PROBLEM STATEMENT: From the listing below, work out how many lines contain "string". Reply with that number only.

Stored data entries:
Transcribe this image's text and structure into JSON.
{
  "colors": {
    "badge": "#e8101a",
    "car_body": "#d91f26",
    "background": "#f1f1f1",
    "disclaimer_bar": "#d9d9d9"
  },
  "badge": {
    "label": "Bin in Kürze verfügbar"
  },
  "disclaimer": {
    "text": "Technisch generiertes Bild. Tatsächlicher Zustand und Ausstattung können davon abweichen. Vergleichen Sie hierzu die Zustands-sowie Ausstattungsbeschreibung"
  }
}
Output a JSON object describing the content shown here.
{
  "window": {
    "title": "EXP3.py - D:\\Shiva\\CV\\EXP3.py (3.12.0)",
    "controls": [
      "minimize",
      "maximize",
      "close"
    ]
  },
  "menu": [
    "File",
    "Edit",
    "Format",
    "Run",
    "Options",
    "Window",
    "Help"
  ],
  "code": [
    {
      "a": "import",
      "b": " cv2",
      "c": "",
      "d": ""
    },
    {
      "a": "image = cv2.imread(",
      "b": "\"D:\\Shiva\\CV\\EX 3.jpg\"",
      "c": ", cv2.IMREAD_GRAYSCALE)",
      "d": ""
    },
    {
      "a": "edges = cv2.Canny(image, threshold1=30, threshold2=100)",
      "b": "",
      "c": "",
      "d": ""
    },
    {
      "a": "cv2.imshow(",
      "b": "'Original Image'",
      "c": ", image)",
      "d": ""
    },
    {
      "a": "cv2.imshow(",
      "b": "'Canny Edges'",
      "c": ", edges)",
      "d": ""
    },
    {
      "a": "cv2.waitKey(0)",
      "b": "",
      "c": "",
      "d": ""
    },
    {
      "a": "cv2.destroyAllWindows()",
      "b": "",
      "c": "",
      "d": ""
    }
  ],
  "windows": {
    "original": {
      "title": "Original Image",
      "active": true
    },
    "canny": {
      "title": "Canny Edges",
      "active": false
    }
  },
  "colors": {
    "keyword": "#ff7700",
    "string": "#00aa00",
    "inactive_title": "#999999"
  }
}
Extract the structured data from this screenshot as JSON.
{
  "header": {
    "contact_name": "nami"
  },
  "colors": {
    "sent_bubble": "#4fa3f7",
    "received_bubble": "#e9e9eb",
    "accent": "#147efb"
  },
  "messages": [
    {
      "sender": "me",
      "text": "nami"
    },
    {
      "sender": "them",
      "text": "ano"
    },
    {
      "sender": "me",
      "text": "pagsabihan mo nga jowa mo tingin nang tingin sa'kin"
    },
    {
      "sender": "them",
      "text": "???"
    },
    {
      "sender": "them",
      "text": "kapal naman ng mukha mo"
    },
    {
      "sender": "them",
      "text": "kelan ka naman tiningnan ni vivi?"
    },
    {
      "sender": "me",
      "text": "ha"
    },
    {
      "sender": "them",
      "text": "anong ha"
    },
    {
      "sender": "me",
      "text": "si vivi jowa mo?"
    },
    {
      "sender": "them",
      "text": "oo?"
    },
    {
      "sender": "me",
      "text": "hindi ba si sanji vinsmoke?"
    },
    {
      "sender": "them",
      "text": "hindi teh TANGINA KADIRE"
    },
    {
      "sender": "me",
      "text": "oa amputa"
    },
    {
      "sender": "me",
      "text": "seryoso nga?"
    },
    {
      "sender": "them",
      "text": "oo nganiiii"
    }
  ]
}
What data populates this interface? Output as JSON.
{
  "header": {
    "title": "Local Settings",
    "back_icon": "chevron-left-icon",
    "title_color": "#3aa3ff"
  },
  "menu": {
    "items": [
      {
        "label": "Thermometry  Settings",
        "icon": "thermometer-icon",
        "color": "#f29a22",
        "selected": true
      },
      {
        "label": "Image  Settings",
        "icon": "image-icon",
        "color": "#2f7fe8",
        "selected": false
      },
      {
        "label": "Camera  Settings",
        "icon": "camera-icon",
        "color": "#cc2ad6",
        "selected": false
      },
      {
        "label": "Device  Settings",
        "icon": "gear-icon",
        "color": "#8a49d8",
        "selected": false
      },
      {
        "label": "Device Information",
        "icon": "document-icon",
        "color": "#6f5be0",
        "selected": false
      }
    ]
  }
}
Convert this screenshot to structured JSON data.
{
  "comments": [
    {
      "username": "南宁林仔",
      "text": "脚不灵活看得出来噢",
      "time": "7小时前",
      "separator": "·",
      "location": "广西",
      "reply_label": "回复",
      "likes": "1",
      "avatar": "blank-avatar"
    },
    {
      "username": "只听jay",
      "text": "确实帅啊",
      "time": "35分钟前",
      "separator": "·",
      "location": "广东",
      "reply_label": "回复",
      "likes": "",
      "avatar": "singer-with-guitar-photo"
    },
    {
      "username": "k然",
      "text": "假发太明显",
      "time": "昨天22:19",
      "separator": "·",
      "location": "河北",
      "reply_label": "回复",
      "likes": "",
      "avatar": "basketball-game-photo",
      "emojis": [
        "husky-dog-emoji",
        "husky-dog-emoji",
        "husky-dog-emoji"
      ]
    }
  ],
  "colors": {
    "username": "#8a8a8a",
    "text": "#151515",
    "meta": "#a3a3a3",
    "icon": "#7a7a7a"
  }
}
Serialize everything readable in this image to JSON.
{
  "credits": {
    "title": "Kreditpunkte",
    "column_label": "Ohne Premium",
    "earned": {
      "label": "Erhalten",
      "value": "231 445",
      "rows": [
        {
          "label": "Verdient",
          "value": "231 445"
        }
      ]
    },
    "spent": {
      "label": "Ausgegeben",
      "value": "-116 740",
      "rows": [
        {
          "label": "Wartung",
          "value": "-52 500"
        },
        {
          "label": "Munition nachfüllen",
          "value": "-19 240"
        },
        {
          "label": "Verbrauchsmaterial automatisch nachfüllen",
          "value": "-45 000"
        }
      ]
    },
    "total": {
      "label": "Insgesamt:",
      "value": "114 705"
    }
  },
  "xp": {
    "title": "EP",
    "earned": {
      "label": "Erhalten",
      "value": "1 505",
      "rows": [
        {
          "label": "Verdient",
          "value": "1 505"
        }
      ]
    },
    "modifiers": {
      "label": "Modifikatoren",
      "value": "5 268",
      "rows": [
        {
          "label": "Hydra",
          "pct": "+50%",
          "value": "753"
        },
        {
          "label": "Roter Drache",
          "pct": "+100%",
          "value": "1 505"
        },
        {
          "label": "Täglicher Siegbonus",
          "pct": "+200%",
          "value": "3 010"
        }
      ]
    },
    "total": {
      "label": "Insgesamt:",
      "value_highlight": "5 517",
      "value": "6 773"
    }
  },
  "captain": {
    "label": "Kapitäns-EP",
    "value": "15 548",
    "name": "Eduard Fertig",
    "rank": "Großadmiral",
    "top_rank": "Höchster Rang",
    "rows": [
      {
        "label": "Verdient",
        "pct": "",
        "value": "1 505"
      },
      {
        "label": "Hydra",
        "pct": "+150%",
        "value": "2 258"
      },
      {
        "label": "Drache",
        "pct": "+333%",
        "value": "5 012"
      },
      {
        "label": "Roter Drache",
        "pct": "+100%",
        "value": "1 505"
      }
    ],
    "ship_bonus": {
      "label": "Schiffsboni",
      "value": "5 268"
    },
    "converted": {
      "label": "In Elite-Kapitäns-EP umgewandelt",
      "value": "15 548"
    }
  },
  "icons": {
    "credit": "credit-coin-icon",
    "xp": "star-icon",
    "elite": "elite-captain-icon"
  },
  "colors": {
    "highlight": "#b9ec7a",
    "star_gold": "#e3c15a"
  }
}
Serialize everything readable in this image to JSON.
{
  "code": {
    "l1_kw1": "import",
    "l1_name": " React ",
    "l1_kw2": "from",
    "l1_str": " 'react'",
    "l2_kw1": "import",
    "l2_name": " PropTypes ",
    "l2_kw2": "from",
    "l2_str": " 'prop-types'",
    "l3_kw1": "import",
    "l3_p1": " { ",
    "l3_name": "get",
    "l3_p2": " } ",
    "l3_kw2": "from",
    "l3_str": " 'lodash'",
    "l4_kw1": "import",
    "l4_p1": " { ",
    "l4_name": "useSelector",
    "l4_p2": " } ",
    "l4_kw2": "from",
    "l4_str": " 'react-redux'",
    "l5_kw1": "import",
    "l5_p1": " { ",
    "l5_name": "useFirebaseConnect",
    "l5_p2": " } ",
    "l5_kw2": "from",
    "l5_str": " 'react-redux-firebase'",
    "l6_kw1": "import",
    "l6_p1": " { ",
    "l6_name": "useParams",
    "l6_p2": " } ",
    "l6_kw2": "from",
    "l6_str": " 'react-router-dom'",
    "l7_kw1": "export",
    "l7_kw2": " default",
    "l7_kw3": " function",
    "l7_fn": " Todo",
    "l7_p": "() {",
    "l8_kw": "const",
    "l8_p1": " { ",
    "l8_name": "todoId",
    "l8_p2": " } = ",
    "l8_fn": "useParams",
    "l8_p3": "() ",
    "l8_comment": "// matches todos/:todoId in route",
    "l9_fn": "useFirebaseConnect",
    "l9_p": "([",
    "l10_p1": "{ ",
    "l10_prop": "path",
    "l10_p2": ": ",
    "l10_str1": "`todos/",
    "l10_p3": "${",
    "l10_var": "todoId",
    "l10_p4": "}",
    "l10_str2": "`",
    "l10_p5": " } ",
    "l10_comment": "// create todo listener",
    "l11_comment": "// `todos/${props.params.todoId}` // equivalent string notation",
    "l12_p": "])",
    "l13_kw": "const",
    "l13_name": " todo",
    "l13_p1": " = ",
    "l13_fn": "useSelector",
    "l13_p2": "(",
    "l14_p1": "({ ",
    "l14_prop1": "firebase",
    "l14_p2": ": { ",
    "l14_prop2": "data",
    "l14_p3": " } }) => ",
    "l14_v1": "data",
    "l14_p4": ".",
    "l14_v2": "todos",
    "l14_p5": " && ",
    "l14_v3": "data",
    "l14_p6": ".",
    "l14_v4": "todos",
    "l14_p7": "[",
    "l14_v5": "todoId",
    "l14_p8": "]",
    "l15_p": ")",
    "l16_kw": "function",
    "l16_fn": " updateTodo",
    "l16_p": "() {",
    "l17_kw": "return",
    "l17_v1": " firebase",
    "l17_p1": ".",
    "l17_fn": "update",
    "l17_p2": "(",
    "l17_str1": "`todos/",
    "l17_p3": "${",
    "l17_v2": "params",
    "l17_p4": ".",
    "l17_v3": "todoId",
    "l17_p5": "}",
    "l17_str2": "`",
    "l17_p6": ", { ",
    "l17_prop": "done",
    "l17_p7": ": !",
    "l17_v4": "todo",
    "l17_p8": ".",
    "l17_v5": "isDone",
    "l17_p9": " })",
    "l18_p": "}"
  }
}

CORRECT ANSWER: 2